* Begin DATASET RECORDS *

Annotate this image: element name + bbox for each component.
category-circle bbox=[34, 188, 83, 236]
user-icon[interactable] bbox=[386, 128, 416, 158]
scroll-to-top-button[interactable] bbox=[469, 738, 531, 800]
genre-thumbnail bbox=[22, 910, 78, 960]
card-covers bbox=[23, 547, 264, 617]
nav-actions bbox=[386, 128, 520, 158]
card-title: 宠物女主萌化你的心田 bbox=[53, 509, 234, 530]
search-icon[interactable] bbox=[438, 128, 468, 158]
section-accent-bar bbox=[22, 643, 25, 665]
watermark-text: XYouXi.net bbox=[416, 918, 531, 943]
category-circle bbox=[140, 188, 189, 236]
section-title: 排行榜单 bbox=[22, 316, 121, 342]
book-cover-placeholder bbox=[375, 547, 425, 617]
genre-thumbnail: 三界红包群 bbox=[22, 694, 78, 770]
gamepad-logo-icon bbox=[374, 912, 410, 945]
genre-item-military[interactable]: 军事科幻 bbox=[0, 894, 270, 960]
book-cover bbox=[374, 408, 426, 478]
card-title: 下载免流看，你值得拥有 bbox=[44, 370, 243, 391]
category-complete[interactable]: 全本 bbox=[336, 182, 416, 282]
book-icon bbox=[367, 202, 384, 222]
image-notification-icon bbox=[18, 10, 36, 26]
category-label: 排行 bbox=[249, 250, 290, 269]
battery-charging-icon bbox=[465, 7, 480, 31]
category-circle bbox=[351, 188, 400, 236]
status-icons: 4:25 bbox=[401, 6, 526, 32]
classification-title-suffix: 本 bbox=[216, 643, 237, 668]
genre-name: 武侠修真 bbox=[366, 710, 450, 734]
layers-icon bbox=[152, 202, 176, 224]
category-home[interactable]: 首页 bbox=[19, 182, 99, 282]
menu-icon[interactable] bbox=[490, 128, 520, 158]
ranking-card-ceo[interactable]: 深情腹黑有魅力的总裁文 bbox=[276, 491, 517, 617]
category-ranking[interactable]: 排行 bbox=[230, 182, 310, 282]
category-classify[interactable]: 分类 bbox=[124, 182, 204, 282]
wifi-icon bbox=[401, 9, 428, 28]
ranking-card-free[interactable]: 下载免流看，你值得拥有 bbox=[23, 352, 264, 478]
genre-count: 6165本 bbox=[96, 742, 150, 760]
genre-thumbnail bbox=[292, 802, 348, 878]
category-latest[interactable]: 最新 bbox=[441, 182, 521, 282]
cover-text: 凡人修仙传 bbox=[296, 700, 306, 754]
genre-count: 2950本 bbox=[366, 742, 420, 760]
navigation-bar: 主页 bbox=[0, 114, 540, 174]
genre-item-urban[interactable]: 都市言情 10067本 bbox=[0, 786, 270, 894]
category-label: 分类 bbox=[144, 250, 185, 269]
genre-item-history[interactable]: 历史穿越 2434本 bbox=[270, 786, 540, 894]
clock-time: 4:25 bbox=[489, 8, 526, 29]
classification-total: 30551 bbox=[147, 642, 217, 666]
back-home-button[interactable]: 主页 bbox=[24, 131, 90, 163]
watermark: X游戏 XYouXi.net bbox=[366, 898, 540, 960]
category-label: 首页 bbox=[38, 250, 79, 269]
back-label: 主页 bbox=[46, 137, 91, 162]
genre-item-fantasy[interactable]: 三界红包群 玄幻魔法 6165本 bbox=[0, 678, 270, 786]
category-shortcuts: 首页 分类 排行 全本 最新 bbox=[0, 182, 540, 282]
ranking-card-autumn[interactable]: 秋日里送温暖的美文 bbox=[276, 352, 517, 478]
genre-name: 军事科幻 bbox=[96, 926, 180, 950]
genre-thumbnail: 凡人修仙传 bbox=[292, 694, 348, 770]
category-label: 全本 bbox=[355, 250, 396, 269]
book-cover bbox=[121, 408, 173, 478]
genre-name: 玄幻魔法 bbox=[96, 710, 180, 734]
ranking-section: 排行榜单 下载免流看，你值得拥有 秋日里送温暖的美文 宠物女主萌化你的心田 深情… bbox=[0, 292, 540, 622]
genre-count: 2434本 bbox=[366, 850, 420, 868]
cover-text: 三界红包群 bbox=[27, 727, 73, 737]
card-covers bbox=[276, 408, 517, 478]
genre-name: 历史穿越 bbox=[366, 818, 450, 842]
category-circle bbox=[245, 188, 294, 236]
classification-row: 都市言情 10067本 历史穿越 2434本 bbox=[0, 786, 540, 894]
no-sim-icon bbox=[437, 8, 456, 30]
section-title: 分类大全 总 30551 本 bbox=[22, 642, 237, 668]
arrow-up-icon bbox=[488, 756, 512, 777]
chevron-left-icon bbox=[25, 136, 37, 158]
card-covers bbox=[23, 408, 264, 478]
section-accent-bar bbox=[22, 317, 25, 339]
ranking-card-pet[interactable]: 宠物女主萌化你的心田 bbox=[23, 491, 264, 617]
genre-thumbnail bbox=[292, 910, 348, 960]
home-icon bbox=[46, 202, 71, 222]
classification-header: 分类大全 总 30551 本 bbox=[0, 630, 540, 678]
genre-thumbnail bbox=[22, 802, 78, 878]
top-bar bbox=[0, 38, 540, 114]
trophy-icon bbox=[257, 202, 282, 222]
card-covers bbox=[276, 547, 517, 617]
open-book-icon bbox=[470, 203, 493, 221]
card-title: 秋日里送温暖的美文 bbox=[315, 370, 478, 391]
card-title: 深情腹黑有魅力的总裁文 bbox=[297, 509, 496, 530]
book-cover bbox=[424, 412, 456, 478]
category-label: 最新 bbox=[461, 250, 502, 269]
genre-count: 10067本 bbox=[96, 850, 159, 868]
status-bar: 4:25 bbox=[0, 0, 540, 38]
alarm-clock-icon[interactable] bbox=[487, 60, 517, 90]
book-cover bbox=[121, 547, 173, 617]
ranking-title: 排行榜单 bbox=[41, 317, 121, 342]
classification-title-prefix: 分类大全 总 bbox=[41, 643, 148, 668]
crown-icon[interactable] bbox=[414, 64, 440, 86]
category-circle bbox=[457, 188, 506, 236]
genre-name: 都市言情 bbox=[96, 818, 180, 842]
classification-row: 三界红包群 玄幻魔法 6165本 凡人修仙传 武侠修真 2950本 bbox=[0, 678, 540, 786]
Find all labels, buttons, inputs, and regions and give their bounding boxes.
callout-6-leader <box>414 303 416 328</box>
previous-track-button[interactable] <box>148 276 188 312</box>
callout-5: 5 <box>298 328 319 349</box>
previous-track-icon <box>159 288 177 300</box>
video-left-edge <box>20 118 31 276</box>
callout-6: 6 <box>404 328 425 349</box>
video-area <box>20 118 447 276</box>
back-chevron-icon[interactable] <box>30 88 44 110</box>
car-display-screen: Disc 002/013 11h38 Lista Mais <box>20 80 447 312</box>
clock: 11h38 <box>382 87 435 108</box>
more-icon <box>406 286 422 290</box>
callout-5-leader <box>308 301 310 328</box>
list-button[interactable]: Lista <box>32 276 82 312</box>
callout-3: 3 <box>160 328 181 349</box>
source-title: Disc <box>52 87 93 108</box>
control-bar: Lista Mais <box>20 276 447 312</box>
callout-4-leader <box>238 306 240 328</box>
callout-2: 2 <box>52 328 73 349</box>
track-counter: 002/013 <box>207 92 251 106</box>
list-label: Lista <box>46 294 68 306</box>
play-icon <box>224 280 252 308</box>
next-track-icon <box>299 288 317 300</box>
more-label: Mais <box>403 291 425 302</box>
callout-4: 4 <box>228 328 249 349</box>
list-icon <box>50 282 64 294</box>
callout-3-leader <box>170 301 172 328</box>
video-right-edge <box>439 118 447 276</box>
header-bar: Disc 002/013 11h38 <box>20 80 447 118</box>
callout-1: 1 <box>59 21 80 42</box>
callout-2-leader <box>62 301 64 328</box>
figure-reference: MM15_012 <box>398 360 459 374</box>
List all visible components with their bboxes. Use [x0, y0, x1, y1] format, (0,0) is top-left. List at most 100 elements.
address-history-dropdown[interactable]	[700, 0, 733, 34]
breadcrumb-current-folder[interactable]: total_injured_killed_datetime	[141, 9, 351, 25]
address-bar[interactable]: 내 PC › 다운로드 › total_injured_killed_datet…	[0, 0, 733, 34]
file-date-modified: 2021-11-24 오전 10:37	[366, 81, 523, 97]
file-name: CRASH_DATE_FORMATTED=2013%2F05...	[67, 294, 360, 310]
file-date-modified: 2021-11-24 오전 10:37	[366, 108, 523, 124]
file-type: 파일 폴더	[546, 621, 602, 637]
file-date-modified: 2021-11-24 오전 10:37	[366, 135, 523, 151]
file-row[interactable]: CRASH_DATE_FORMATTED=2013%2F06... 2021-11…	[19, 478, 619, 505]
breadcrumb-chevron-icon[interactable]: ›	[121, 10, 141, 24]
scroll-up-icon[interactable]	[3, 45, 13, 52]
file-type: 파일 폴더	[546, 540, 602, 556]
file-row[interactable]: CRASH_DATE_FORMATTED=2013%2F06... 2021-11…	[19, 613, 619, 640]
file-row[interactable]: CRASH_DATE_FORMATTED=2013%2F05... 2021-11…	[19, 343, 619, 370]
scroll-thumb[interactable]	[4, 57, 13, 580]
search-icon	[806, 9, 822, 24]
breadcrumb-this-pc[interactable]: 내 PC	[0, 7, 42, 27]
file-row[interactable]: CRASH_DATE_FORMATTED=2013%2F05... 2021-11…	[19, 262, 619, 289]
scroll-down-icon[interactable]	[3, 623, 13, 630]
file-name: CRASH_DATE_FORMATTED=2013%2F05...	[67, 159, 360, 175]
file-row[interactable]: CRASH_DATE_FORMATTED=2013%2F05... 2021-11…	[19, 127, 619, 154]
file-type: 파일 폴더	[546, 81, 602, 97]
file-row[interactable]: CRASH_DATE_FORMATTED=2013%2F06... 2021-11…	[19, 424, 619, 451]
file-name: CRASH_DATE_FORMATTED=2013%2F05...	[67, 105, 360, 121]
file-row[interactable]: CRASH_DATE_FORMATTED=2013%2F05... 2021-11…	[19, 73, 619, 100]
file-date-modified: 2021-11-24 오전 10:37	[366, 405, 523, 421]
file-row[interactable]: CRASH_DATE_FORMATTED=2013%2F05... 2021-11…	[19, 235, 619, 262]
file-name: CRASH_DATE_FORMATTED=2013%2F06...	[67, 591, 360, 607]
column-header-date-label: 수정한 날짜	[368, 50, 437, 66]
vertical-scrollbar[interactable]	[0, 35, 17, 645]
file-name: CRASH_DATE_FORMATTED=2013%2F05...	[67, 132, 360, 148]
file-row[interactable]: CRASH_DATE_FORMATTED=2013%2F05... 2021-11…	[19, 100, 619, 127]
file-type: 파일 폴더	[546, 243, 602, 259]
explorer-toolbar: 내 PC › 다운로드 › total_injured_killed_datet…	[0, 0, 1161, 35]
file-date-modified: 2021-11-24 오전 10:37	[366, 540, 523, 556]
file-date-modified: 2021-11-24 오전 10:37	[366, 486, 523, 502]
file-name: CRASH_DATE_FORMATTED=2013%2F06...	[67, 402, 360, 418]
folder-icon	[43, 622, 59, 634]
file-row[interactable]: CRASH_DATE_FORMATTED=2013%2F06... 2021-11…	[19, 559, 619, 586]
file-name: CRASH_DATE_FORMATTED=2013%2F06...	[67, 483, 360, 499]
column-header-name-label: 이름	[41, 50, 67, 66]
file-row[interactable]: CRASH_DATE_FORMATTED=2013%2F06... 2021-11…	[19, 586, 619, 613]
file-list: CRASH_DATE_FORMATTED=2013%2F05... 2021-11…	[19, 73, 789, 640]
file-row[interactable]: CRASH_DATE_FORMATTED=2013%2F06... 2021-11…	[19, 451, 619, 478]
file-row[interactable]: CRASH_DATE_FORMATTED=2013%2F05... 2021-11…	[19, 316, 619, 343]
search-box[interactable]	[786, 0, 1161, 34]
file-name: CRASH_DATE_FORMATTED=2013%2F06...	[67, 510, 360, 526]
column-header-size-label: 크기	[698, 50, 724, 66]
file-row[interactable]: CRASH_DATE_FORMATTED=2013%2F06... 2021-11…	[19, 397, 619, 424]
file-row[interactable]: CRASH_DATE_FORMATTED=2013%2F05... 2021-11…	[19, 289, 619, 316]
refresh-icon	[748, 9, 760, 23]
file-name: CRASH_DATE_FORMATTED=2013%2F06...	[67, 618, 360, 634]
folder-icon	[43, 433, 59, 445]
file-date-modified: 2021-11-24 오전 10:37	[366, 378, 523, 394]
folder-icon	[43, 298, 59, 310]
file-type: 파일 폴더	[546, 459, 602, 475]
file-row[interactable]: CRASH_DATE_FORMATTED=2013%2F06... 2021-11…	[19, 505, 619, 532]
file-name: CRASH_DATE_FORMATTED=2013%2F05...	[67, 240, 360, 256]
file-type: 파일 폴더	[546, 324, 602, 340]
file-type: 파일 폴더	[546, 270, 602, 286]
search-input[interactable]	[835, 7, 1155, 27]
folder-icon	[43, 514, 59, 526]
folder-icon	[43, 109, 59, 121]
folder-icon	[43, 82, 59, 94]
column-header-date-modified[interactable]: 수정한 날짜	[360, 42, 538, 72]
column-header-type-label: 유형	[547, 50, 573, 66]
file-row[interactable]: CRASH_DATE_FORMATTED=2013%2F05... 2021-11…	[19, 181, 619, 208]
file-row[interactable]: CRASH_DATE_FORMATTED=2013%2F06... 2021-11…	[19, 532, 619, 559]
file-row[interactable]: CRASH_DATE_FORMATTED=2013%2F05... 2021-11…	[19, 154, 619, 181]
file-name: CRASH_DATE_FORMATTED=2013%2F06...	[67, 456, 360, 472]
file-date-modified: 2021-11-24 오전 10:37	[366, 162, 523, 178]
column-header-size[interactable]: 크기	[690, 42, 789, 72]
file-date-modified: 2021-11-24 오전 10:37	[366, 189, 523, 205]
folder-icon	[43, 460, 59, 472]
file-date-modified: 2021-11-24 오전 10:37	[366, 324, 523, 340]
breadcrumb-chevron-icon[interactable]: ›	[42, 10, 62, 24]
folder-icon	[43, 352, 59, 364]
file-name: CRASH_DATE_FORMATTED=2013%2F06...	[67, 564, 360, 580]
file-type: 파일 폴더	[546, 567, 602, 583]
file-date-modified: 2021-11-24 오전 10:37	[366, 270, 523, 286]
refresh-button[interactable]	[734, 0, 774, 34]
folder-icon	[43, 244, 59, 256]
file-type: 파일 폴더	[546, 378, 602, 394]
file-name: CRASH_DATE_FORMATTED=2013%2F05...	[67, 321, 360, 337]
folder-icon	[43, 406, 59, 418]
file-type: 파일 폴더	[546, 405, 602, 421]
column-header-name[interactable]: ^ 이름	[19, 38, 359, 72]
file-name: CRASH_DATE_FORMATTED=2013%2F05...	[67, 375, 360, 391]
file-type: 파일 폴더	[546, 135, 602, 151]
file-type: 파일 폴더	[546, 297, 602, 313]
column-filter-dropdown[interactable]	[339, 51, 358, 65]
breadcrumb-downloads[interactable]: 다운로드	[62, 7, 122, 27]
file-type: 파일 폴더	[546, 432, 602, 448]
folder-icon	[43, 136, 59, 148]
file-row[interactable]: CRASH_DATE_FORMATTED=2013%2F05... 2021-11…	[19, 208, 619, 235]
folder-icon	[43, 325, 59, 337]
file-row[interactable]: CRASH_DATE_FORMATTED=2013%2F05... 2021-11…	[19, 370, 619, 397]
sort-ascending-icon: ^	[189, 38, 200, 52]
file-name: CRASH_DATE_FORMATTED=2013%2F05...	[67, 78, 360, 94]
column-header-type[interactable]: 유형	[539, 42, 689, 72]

* End DATASET RECORDS *

— TASK —
Switch "search-icon" to "magnifier-icon" in the listing, starting with its first line and going on through the line with "watermark-text: XYouXi.net bbox=[416, 918, 531, 943]", and give those lines again with nothing else changed.

— COMPLETE ANSWER —
Annotate this image: element name + bbox for each component.
category-circle bbox=[34, 188, 83, 236]
user-icon[interactable] bbox=[386, 128, 416, 158]
scroll-to-top-button[interactable] bbox=[469, 738, 531, 800]
genre-thumbnail bbox=[22, 910, 78, 960]
card-covers bbox=[23, 547, 264, 617]
nav-actions bbox=[386, 128, 520, 158]
card-title: 宠物女主萌化你的心田 bbox=[53, 509, 234, 530]
magnifier-icon[interactable] bbox=[438, 128, 468, 158]
section-accent-bar bbox=[22, 643, 25, 665]
watermark-text: XYouXi.net bbox=[416, 918, 531, 943]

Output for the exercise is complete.